In the entries below, how many lines hold the string "with"? Give only the number.

:: Information supplied ::

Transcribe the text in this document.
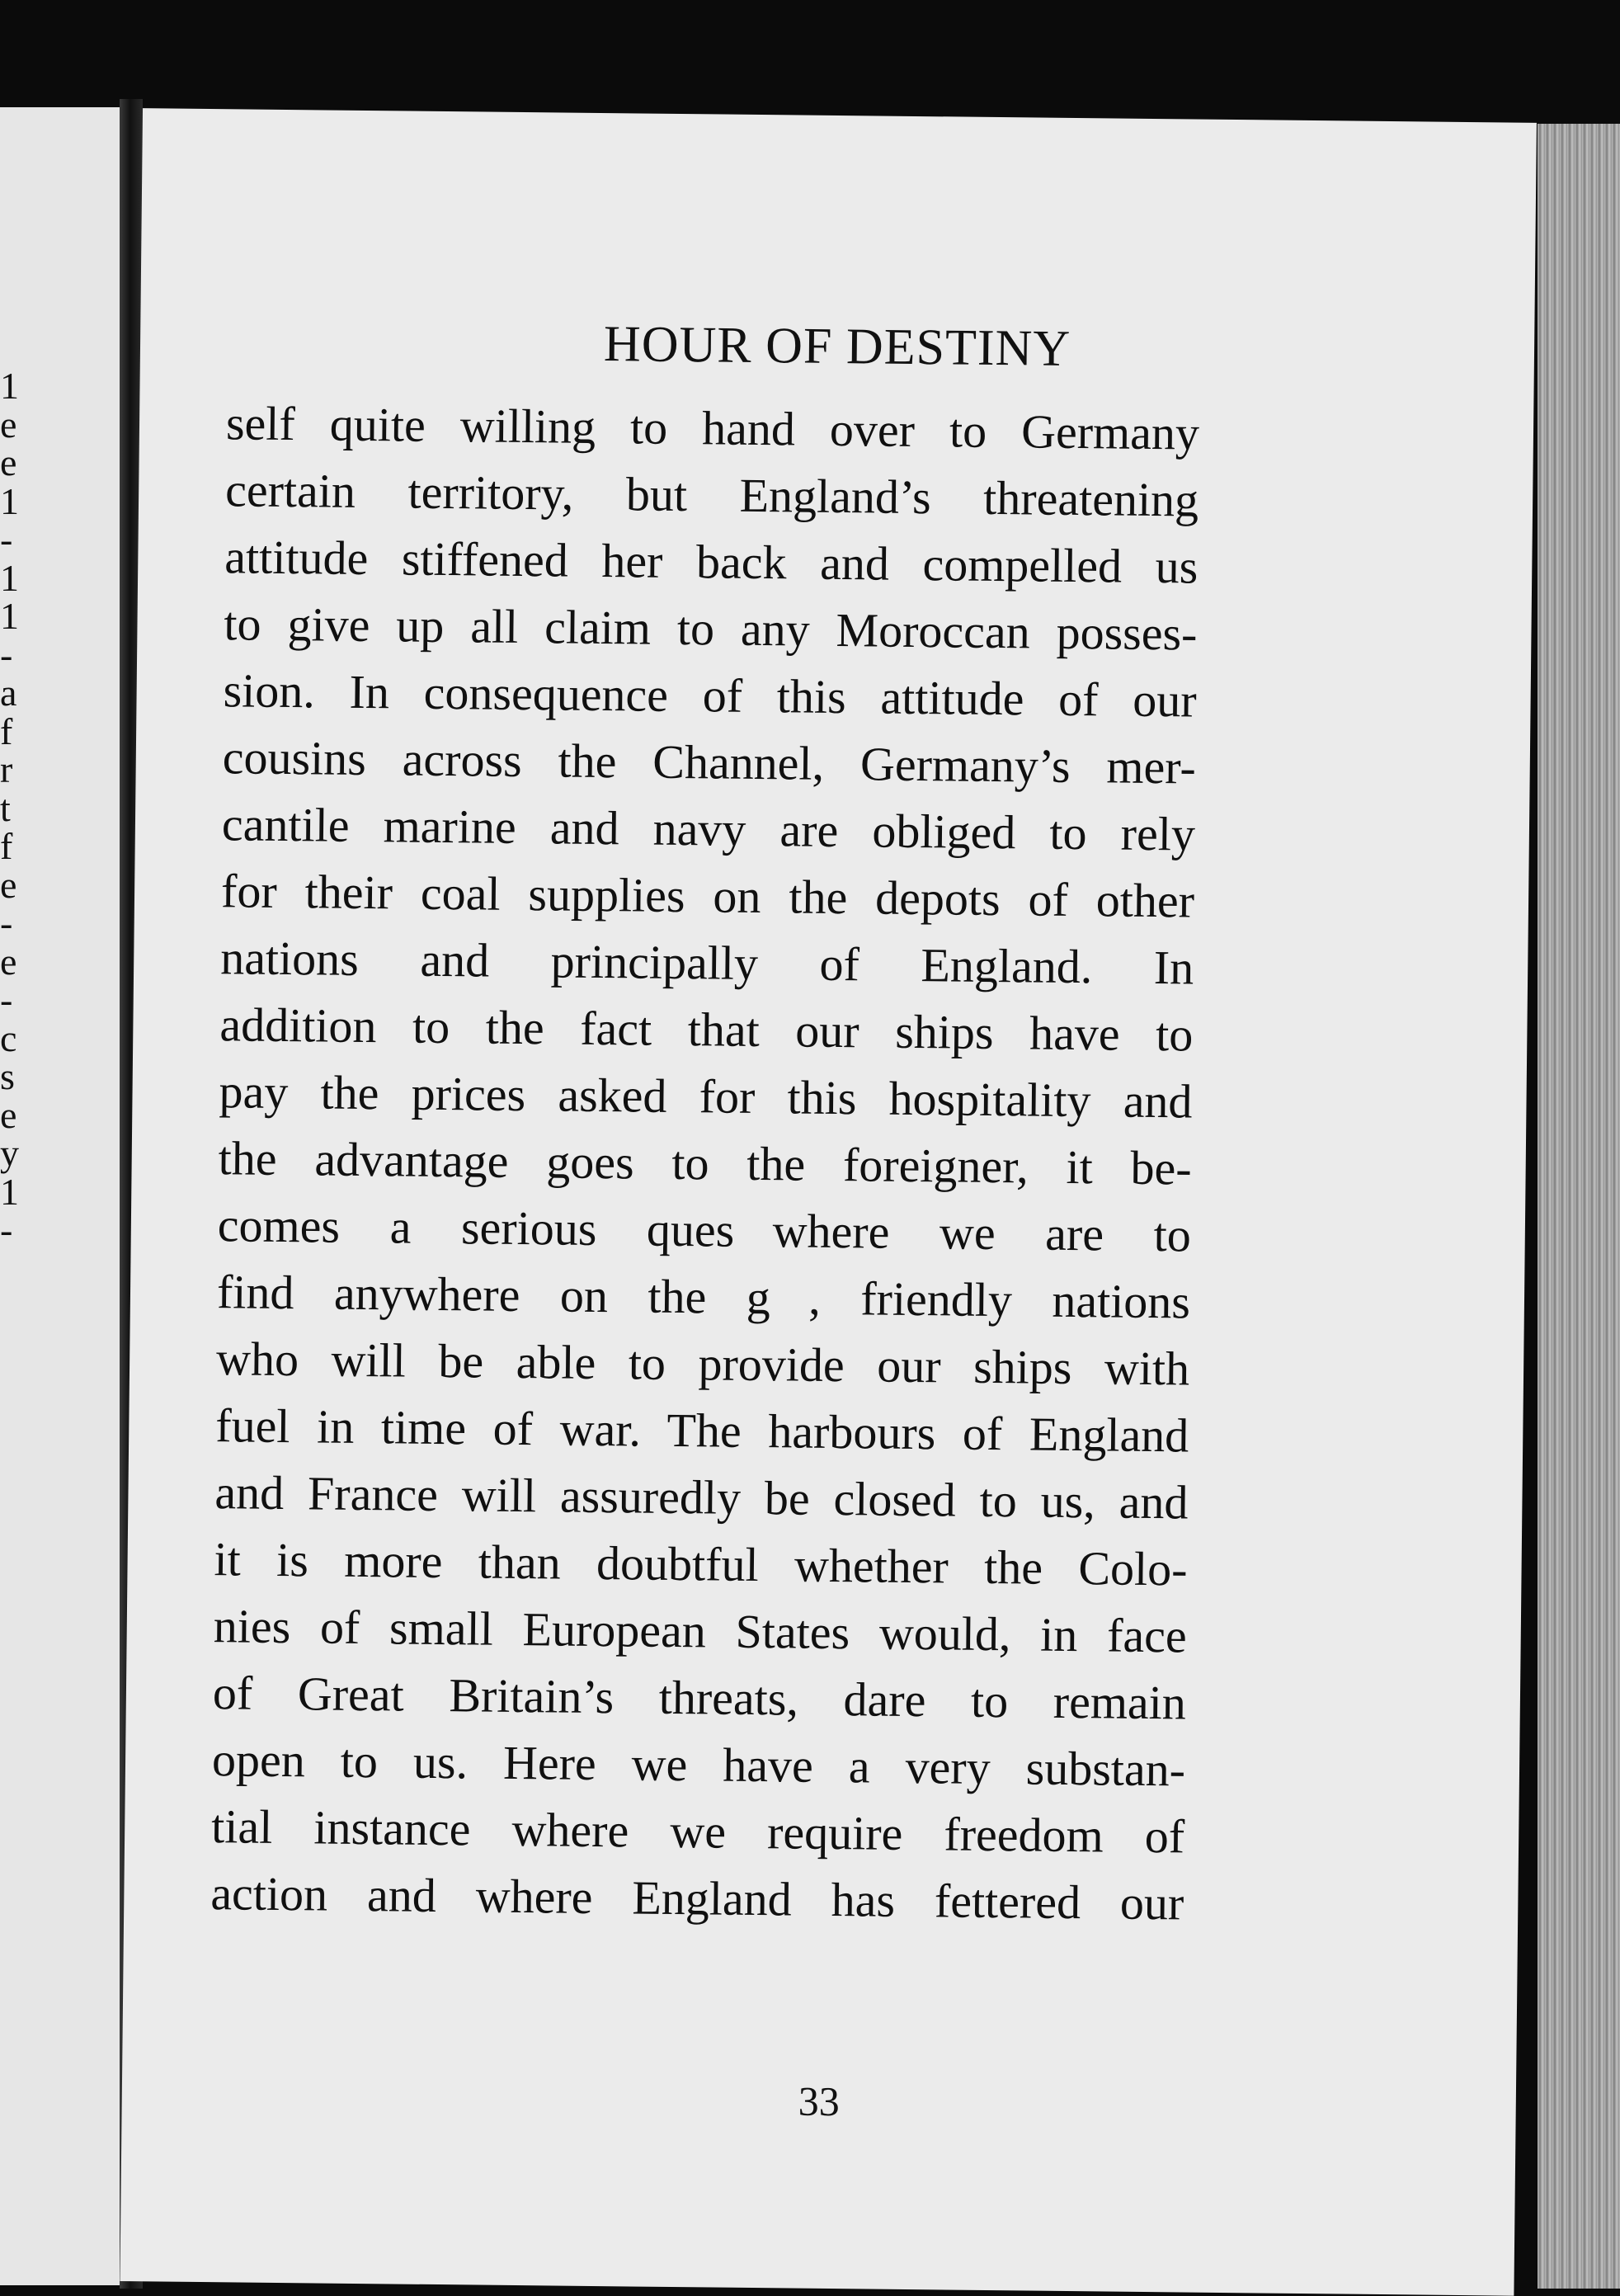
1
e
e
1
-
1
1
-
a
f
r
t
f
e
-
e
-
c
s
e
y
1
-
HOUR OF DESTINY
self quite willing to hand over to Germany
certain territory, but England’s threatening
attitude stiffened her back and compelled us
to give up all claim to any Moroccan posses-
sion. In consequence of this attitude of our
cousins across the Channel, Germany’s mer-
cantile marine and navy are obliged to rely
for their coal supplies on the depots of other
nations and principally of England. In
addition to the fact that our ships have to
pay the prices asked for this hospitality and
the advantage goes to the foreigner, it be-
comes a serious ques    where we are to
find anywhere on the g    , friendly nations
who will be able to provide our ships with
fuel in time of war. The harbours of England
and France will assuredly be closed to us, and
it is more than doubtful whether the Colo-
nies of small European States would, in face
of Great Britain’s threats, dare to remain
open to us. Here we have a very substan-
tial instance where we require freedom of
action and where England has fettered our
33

:::
:: Information supplied ::

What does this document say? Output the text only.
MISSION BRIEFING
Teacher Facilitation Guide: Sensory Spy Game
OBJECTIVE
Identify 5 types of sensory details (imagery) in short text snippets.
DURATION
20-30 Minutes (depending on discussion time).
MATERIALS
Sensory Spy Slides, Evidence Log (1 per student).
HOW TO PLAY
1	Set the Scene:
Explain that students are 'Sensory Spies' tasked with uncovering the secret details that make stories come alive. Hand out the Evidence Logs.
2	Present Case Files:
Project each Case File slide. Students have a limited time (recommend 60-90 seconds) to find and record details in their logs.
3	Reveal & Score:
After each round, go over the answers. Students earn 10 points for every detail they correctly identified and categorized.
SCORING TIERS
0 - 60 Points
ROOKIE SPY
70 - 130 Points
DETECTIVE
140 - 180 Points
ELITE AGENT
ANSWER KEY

:::
:: Information supplied ::

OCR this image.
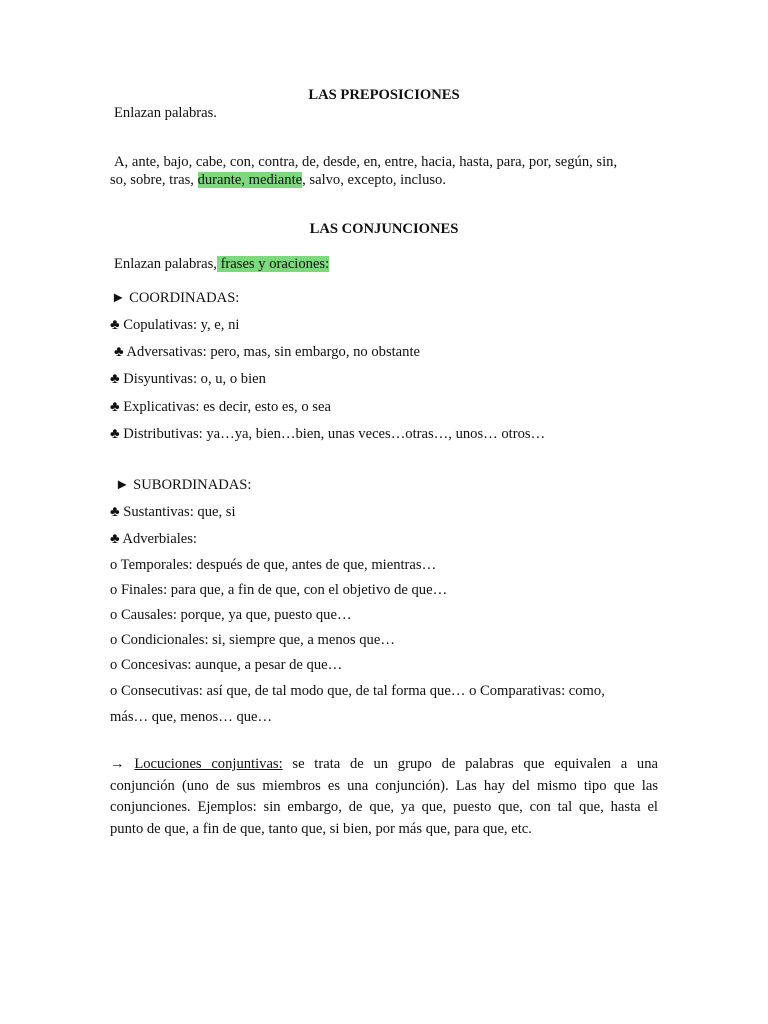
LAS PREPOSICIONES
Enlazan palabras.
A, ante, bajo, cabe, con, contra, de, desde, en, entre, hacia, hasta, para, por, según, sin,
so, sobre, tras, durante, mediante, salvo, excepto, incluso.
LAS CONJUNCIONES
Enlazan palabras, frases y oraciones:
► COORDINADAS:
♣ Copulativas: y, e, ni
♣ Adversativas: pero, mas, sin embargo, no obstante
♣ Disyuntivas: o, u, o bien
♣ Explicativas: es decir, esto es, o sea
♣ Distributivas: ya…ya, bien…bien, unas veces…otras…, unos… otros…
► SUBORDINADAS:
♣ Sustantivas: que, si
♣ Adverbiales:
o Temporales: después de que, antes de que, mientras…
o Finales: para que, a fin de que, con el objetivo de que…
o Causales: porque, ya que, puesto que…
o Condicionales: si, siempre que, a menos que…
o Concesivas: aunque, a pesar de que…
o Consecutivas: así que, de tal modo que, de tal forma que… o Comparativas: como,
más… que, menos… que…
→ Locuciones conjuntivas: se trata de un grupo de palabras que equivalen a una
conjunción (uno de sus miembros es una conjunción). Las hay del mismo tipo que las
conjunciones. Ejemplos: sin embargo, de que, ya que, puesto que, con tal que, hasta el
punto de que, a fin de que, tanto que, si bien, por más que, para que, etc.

:::

* _The solution_: 2